Objective —
Your answer is a single number: how many lines hold the word "text"?

## BEGIN

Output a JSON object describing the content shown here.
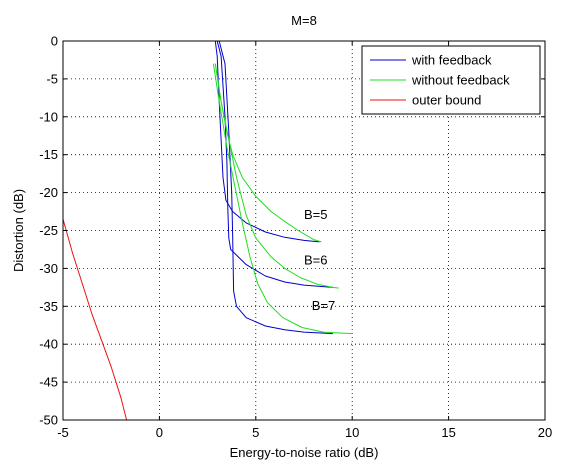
{
  "chart_data": {
    "type": "line",
    "title": "M=8",
    "xlabel": "Energy-to-noise ratio (dB)",
    "ylabel": "Distortion (dB)",
    "xlim": [
      -5,
      20
    ],
    "ylim": [
      -50,
      0
    ],
    "xticks": [
      -5,
      0,
      5,
      10,
      15,
      20
    ],
    "yticks": [
      0,
      -5,
      -10,
      -15,
      -20,
      -25,
      -30,
      -35,
      -40,
      -45,
      -50
    ],
    "grid": true,
    "legend_position": "top-right",
    "legend": [
      {
        "label": "with feedback",
        "color": "#0000cc"
      },
      {
        "label": "without feedback",
        "color": "#22dd22"
      },
      {
        "label": "outer bound",
        "color": "#ee1111"
      }
    ],
    "annotations": [
      {
        "text": "B=5",
        "x": 7.5,
        "y": -23.5
      },
      {
        "text": "B=6",
        "x": 7.5,
        "y": -29.5
      },
      {
        "text": "B=7",
        "x": 7.9,
        "y": -35.5
      }
    ],
    "series": [
      {
        "name": "with feedback",
        "color": "#0000cc",
        "points": [
          [
            -0.75,
            0
          ],
          [
            2.9,
            0
          ],
          [
            3.0,
            -2
          ],
          [
            3.1,
            -8
          ],
          [
            3.2,
            -13
          ],
          [
            3.3,
            -18
          ],
          [
            3.45,
            -21
          ],
          [
            3.8,
            -22.5
          ],
          [
            4.5,
            -24
          ],
          [
            5.5,
            -25.2
          ],
          [
            6.5,
            -25.9
          ],
          [
            7.5,
            -26.3
          ],
          [
            8.3,
            -26.5
          ]
        ]
      },
      {
        "name": "with feedback",
        "color": "#0000cc",
        "points": [
          [
            -0.75,
            0
          ],
          [
            3.0,
            0
          ],
          [
            3.2,
            -2
          ],
          [
            3.4,
            -10
          ],
          [
            3.5,
            -16
          ],
          [
            3.55,
            -22
          ],
          [
            3.6,
            -26
          ],
          [
            3.7,
            -27.5
          ],
          [
            4.5,
            -29.5
          ],
          [
            5.5,
            -31
          ],
          [
            6.5,
            -31.8
          ],
          [
            7.5,
            -32.2
          ],
          [
            9.0,
            -32.5
          ]
        ]
      },
      {
        "name": "with feedback",
        "color": "#0000cc",
        "points": [
          [
            -0.75,
            0
          ],
          [
            3.1,
            0
          ],
          [
            3.4,
            -3
          ],
          [
            3.6,
            -12
          ],
          [
            3.75,
            -20
          ],
          [
            3.8,
            -26
          ],
          [
            3.85,
            -33
          ],
          [
            4.0,
            -35
          ],
          [
            4.5,
            -36.5
          ],
          [
            5.5,
            -37.6
          ],
          [
            6.5,
            -38.1
          ],
          [
            7.5,
            -38.4
          ],
          [
            9.0,
            -38.6
          ]
        ]
      },
      {
        "name": "without feedback",
        "color": "#22dd22",
        "points": [
          [
            2.9,
            -3
          ],
          [
            3.2,
            -8
          ],
          [
            3.5,
            -12
          ],
          [
            3.8,
            -15
          ],
          [
            4.3,
            -18
          ],
          [
            5.0,
            -20.5
          ],
          [
            5.8,
            -22.5
          ],
          [
            6.5,
            -23.8
          ],
          [
            7.2,
            -25
          ],
          [
            8.0,
            -26.2
          ],
          [
            8.4,
            -26.5
          ]
        ]
      },
      {
        "name": "without feedback",
        "color": "#22dd22",
        "points": [
          [
            2.9,
            -3
          ],
          [
            3.2,
            -8
          ],
          [
            3.6,
            -13
          ],
          [
            4.0,
            -18
          ],
          [
            4.5,
            -23
          ],
          [
            5.0,
            -26
          ],
          [
            5.8,
            -28.5
          ],
          [
            6.5,
            -30
          ],
          [
            7.3,
            -31.2
          ],
          [
            8.2,
            -32.1
          ],
          [
            9.0,
            -32.5
          ],
          [
            9.3,
            -32.6
          ]
        ]
      },
      {
        "name": "without feedback",
        "color": "#22dd22",
        "points": [
          [
            2.8,
            -3
          ],
          [
            3.1,
            -8
          ],
          [
            3.5,
            -14
          ],
          [
            3.9,
            -19
          ],
          [
            4.3,
            -24
          ],
          [
            4.7,
            -28.5
          ],
          [
            5.1,
            -32
          ],
          [
            5.6,
            -34.5
          ],
          [
            6.4,
            -36.5
          ],
          [
            7.4,
            -37.8
          ],
          [
            8.5,
            -38.4
          ],
          [
            10.0,
            -38.6
          ]
        ]
      },
      {
        "name": "outer bound",
        "color": "#ee1111",
        "points": [
          [
            -5.0,
            -23.5
          ],
          [
            -4.5,
            -28
          ],
          [
            -4.0,
            -32
          ],
          [
            -3.5,
            -36
          ],
          [
            -3.0,
            -39.5
          ],
          [
            -2.5,
            -43
          ],
          [
            -2.0,
            -47
          ],
          [
            -1.7,
            -50
          ]
        ]
      }
    ]
  }
}
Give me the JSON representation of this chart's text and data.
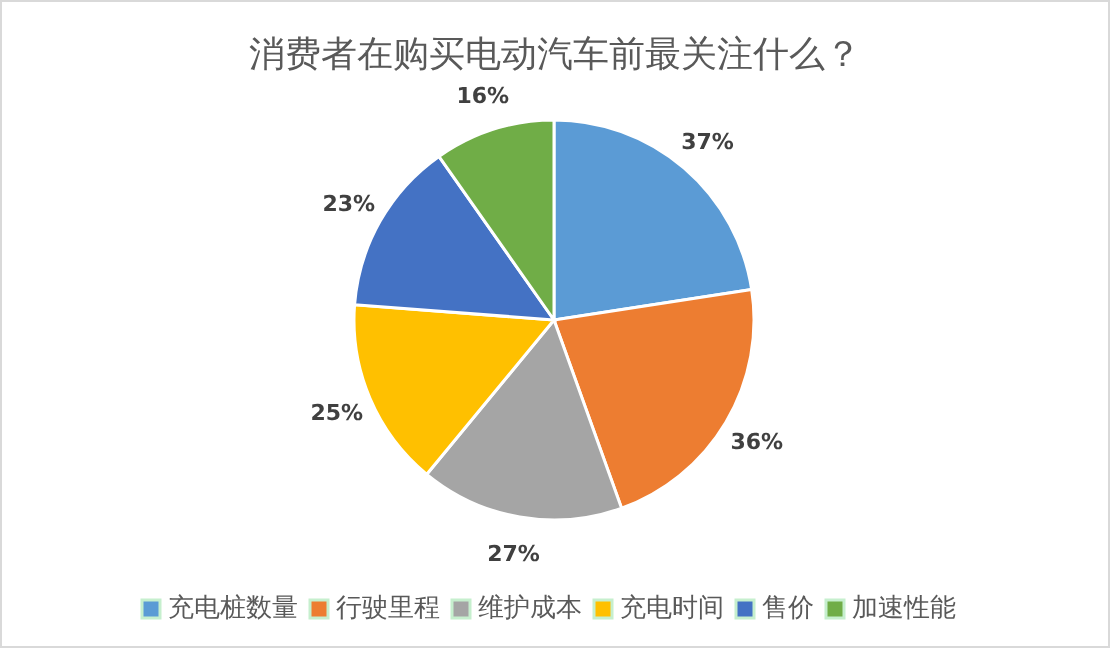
{
  "chart_data": {
    "type": "pie",
    "title": "消费者在购买电动汽车前最关注什么？",
    "categories": [
      "充电桩数量",
      "行驶里程",
      "维护成本",
      "充电时间",
      "售价",
      "加速性能"
    ],
    "values": [
      37,
      36,
      27,
      25,
      23,
      16
    ],
    "value_labels": [
      "37%",
      "36%",
      "27%",
      "25%",
      "23%",
      "16%"
    ],
    "colors": [
      "#5b9bd5",
      "#ed7d31",
      "#a5a5a5",
      "#ffc000",
      "#4472c4",
      "#70ad47"
    ],
    "legend": "bottom"
  }
}
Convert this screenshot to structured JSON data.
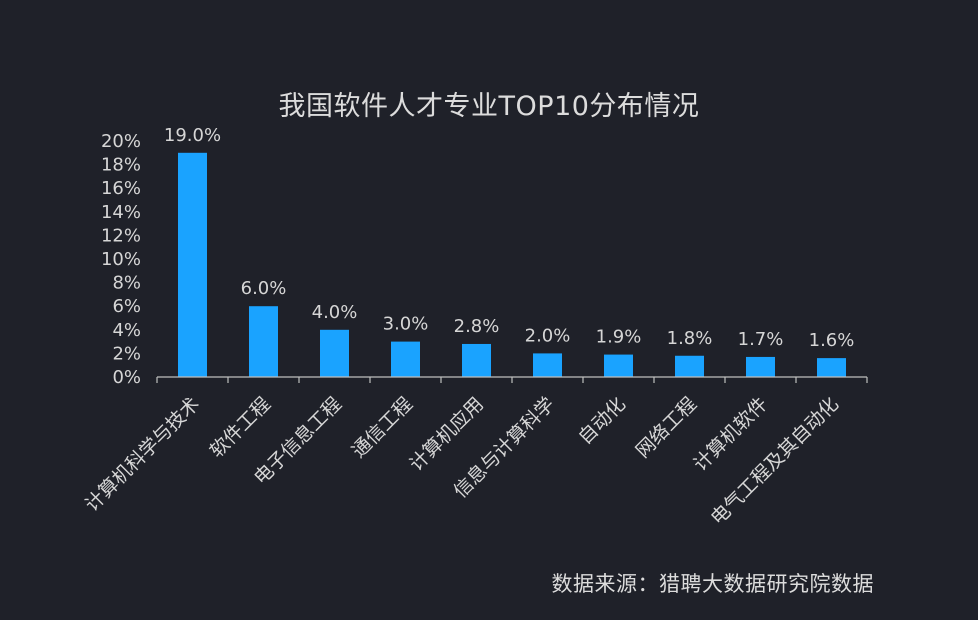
{
  "chart_data": {
    "type": "bar",
    "title": "我国软件人才专业TOP10分布情况",
    "categories": [
      "计算机科学与技术",
      "软件工程",
      "电子信息工程",
      "通信工程",
      "计算机应用",
      "信息与计算科学",
      "自动化",
      "网络工程",
      "计算机软件",
      "电气工程及其自动化"
    ],
    "values": [
      19.0,
      6.0,
      4.0,
      3.0,
      2.8,
      2.0,
      1.9,
      1.8,
      1.7,
      1.6
    ],
    "value_labels": [
      "19.0%",
      "6.0%",
      "4.0%",
      "3.0%",
      "2.8%",
      "2.0%",
      "1.9%",
      "1.8%",
      "1.7%",
      "1.6%"
    ],
    "y_ticks": [
      0,
      2,
      4,
      6,
      8,
      10,
      12,
      14,
      16,
      18,
      20
    ],
    "y_tick_labels": [
      "0%",
      "2%",
      "4%",
      "6%",
      "8%",
      "10%",
      "12%",
      "14%",
      "16%",
      "18%",
      "20%"
    ],
    "ylim": [
      0,
      20
    ],
    "xlabel": "",
    "ylabel": "",
    "grid": false,
    "bar_color": "#1aa3ff"
  },
  "source_note": "数据来源：猎聘大数据研究院数据",
  "colors": {
    "background": "#1f2129",
    "axis": "#bfbfbf",
    "text": "#d6d6d6"
  }
}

## END

Exercise response —
5